Data records
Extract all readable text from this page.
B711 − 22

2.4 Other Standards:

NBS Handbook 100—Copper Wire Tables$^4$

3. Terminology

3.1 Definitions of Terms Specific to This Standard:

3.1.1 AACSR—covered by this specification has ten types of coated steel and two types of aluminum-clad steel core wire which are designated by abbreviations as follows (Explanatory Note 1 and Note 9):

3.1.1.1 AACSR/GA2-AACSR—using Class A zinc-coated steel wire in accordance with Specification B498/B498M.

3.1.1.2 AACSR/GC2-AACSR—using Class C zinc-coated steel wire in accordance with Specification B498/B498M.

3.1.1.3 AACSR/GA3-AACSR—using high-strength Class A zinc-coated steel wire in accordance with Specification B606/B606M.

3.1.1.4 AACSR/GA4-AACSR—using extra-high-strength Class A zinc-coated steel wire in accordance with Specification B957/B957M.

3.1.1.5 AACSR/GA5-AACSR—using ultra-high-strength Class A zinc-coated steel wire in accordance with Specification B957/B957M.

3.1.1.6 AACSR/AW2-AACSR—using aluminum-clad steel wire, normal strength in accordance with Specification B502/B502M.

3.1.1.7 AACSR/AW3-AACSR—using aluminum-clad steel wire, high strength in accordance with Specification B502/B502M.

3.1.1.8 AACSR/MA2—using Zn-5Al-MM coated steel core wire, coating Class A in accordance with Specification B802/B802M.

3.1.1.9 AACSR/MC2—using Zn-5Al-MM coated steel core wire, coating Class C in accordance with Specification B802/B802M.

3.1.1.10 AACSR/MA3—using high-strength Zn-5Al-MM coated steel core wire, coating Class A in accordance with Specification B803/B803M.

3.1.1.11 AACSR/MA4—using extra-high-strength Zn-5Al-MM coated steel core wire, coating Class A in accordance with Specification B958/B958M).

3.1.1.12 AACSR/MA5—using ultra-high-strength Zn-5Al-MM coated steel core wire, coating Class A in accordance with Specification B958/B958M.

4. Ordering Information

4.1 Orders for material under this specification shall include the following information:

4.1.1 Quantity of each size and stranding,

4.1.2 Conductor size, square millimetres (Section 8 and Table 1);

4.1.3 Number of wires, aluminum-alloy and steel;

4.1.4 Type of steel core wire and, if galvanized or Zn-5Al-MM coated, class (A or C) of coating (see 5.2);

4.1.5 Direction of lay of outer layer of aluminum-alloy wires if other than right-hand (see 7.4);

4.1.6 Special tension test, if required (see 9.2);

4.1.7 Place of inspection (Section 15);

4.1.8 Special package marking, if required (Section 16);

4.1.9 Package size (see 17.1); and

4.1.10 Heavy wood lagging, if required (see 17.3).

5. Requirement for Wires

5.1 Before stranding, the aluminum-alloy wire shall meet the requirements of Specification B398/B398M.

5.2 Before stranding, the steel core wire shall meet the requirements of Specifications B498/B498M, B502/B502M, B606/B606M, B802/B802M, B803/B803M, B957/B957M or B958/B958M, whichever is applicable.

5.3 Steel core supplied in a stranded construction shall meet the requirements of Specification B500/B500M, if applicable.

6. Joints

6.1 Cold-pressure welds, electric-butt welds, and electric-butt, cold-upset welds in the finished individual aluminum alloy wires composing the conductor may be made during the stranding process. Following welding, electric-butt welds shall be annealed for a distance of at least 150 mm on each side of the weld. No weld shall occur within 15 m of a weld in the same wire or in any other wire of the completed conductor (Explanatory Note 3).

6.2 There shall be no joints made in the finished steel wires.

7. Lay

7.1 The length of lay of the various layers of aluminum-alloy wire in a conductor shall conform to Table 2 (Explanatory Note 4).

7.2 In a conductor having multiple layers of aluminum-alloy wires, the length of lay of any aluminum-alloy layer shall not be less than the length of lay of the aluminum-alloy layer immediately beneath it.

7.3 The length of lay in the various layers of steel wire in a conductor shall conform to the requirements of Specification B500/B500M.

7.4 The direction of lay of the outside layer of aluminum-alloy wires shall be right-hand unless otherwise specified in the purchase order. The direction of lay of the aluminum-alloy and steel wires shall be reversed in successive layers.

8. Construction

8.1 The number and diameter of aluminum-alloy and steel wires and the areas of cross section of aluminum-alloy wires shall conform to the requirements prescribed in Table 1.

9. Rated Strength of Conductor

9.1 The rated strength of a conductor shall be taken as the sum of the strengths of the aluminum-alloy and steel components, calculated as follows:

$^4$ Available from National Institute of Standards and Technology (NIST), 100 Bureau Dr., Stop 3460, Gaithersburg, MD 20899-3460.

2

### SET EXERCISE
Exactly as shown, repeat every record.

### SOLVED EXERCISE
Extract all readable text from this page.
B711 − 22

2.4 Other Standards:

NBS Handbook 100—Copper Wire Tables$^4$

3. Terminology

3.1 Definitions of Terms Specific to This Standard:

3.1.1 AACSR—covered by this specification has ten types of coated steel and two types of aluminum-clad steel core wire which are designated by abbreviations as follows (Explanatory Note 1 and Note 9):

3.1.1.1 AACSR/GA2-AACSR—using Class A zinc-coated steel wire in accordance with Specification B498/B498M.

3.1.1.2 AACSR/GC2-AACSR—using Class C zinc-coated steel wire in accordance with Specification B498/B498M.

3.1.1.3 AACSR/GA3-AACSR—using high-strength Class A zinc-coated steel wire in accordance with Specification B606/B606M.

3.1.1.4 AACSR/GA4-AACSR—using extra-high-strength Class A zinc-coated steel wire in accordance with Specification B957/B957M.

3.1.1.5 AACSR/GA5-AACSR—using ultra-high-strength Class A zinc-coated steel wire in accordance with Specification B957/B957M.

3.1.1.6 AACSR/AW2-AACSR—using aluminum-clad steel wire, normal strength in accordance with Specification B502/B502M.

3.1.1.7 AACSR/AW3-AACSR—using aluminum-clad steel wire, high strength in accordance with Specification B502/B502M.

3.1.1.8 AACSR/MA2—using Zn-5Al-MM coated steel core wire, coating Class A in accordance with Specification B802/B802M.

3.1.1.9 AACSR/MC2—using Zn-5Al-MM coated steel core wire, coating Class C in accordance with Specification B802/B802M.

3.1.1.10 AACSR/MA3—using high-strength Zn-5Al-MM coated steel core wire, coating Class A in accordance with Specification B803/B803M.

3.1.1.11 AACSR/MA4—using extra-high-strength Zn-5Al-MM coated steel core wire, coating Class A in accordance with Specification B958/B958M).

3.1.1.12 AACSR/MA5—using ultra-high-strength Zn-5Al-MM coated steel core wire, coating Class A in accordance with Specification B958/B958M.

4. Ordering Information

4.1 Orders for material under this specification shall include the following information:

4.1.1 Quantity of each size and stranding,

4.1.2 Conductor size, square millimetres (Section 8 and Table 1);

4.1.3 Number of wires, aluminum-alloy and steel;

4.1.4 Type of steel core wire and, if galvanized or Zn-5Al-MM coated, class (A or C) of coating (see 5.2);

4.1.5 Direction of lay of outer layer of aluminum-alloy wires if other than right-hand (see 7.4);

4.1.6 Special tension test, if required (see 9.2);

4.1.7 Place of inspection (Section 15);

4.1.8 Special package marking, if required (Section 16);

4.1.9 Package size (see 17.1); and

4.1.10 Heavy wood lagging, if required (see 17.3).

5. Requirement for Wires

5.1 Before stranding, the aluminum-alloy wire shall meet the requirements of Specification B398/B398M.

5.2 Before stranding, the steel core wire shall meet the requirements of Specifications B498/B498M, B502/B502M, B606/B606M, B802/B802M, B803/B803M, B957/B957M or B958/B958M, whichever is applicable.

5.3 Steel core supplied in a stranded construction shall meet the requirements of Specification B500/B500M, if applicable.

6. Joints

6.1 Cold-pressure welds, electric-butt welds, and electric-butt, cold-upset welds in the finished individual aluminum alloy wires composing the conductor may be made during the stranding process. Following welding, electric-butt welds shall be annealed for a distance of at least 150 mm on each side of the weld. No weld shall occur within 15 m of a weld in the same wire or in any other wire of the completed conductor (Explanatory Note 3).

6.2 There shall be no joints made in the finished steel wires.

7. Lay

7.1 The length of lay of the various layers of aluminum-alloy wire in a conductor shall conform to Table 2 (Explanatory Note 4).

7.2 In a conductor having multiple layers of aluminum-alloy wires, the length of lay of any aluminum-alloy layer shall not be less than the length of lay of the aluminum-alloy layer immediately beneath it.

7.3 The length of lay in the various layers of steel wire in a conductor shall conform to the requirements of Specification B500/B500M.

7.4 The direction of lay of the outside layer of aluminum-alloy wires shall be right-hand unless otherwise specified in the purchase order. The direction of lay of the aluminum-alloy and steel wires shall be reversed in successive layers.

8. Construction

8.1 The number and diameter of aluminum-alloy and steel wires and the areas of cross section of aluminum-alloy wires shall conform to the requirements prescribed in Table 1.

9. Rated Strength of Conductor

9.1 The rated strength of a conductor shall be taken as the sum of the strengths of the aluminum-alloy and steel components, calculated as follows:

$^4$ Available from National Institute of Standards and Technology (NIST), 100 Bureau Dr., Stop 3460, Gaithersburg, MD 20899-3460.

2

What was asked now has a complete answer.